→ EXERCISE DATA:
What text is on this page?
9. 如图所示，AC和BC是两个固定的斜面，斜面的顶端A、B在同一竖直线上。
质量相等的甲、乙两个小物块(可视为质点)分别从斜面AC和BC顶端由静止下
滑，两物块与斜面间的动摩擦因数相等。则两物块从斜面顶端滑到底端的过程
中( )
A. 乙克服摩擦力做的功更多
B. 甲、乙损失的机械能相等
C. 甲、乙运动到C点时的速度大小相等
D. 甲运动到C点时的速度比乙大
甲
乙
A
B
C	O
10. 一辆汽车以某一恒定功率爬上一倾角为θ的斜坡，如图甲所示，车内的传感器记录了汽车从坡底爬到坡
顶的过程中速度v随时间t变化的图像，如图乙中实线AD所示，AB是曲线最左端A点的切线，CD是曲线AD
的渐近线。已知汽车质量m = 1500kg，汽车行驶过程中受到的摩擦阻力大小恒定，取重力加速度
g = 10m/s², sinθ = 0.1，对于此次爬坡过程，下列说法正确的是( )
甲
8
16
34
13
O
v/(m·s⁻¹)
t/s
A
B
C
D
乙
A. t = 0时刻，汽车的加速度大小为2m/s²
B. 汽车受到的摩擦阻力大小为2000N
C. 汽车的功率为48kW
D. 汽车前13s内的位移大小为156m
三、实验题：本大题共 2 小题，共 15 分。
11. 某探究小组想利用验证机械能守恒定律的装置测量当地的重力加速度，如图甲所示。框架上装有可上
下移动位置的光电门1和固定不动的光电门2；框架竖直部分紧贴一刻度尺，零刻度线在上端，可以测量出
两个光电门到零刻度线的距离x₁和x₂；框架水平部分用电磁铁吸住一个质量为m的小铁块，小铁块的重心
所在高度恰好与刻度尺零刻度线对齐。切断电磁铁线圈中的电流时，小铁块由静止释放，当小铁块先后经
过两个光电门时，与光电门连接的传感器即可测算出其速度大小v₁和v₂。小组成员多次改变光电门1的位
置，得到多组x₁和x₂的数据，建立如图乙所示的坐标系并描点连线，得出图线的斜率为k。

→ OBJECTIVE:
Only a number is needed: how many lines of the material above contain "如图甲所示"?

→ FINISHED ANSWER:
2